TASK DESCRIPTION: What follows is a listing; give it again exactly, in its entirety.

EXTRACTED ENTRIES:
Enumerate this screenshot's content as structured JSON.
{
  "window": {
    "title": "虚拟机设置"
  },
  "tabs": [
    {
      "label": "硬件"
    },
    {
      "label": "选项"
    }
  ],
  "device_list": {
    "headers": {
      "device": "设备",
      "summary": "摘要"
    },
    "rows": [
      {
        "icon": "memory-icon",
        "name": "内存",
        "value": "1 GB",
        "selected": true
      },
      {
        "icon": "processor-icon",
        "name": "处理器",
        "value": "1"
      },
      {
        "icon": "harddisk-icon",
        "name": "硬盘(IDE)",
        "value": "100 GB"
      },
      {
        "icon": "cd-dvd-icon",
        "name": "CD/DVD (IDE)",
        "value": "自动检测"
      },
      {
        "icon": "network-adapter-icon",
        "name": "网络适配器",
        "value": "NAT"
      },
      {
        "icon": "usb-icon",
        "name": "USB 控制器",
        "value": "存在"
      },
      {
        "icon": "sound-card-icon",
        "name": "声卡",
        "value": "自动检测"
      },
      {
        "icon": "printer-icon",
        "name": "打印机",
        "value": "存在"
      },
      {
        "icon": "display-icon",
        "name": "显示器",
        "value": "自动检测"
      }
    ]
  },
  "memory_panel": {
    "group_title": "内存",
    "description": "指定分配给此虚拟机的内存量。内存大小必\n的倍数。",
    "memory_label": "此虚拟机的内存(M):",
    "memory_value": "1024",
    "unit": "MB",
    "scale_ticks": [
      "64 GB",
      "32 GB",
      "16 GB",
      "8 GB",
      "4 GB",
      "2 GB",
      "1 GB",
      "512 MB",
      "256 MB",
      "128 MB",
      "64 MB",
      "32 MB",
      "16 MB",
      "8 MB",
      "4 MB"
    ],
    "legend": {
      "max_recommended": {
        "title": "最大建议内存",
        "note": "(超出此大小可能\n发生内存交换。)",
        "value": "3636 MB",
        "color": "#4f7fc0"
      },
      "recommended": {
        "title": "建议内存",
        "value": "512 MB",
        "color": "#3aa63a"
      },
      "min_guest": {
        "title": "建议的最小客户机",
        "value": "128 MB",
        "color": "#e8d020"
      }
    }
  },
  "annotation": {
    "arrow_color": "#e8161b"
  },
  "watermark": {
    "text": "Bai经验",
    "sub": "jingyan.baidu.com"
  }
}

TASK RESULT:
Enumerate this screenshot's content as structured JSON.
{
  "window": {
    "title": "虚拟机设置"
  },
  "tabs": [
    {
      "label": "硬件"
    },
    {
      "label": "选项"
    }
  ],
  "device_list": {
    "headers": {
      "device": "设备",
      "summary": "摘要"
    },
    "rows": [
      {
        "icon": "memory-icon",
        "name": "内存",
        "value": "1 GB",
        "selected": true
      },
      {
        "icon": "processor-icon",
        "name": "处理器",
        "value": "1"
      },
      {
        "icon": "harddisk-icon",
        "name": "硬盘(IDE)",
        "value": "100 GB"
      },
      {
        "icon": "cd-dvd-icon",
        "name": "CD/DVD (IDE)",
        "value": "自动检测"
      },
      {
        "icon": "network-adapter-icon",
        "name": "网络适配器",
        "value": "NAT"
      },
      {
        "icon": "usb-icon",
        "name": "USB 控制器",
        "value": "存在"
      },
      {
        "icon": "sound-card-icon",
        "name": "声卡",
        "value": "自动检测"
      },
      {
        "icon": "printer-icon",
        "name": "打印机",
        "value": "存在"
      },
      {
        "icon": "display-icon",
        "name": "显示器",
        "value": "自动检测"
      }
    ]
  },
  "memory_panel": {
    "group_title": "内存",
    "description": "指定分配给此虚拟机的内存量。内存大小必\n的倍数。",
    "memory_label": "此虚拟机的内存(M):",
    "memory_value": "1024",
    "unit": "MB",
    "scale_ticks": [
      "64 GB",
      "32 GB",
      "16 GB",
      "8 GB",
      "4 GB",
      "2 GB",
      "1 GB",
      "512 MB",
      "256 MB",
      "128 MB",
      "64 MB",
      "32 MB",
      "16 MB",
      "8 MB",
      "4 MB"
    ],
    "legend": {
      "max_recommended": {
        "title": "最大建议内存",
        "note": "(超出此大小可能\n发生内存交换。)",
        "value": "3636 MB",
        "color": "#4f7fc0"
      },
      "recommended": {
        "title": "建议内存",
        "value": "512 MB",
        "color": "#3aa63a"
      },
      "min_guest": {
        "title": "建议的最小客户机",
        "value": "128 MB",
        "color": "#e8d020"
      }
    }
  },
  "annotation": {
    "arrow_color": "#e8161b"
  },
  "watermark": {
    "text": "Bai经验",
    "sub": "jingyan.baidu.com"
  }
}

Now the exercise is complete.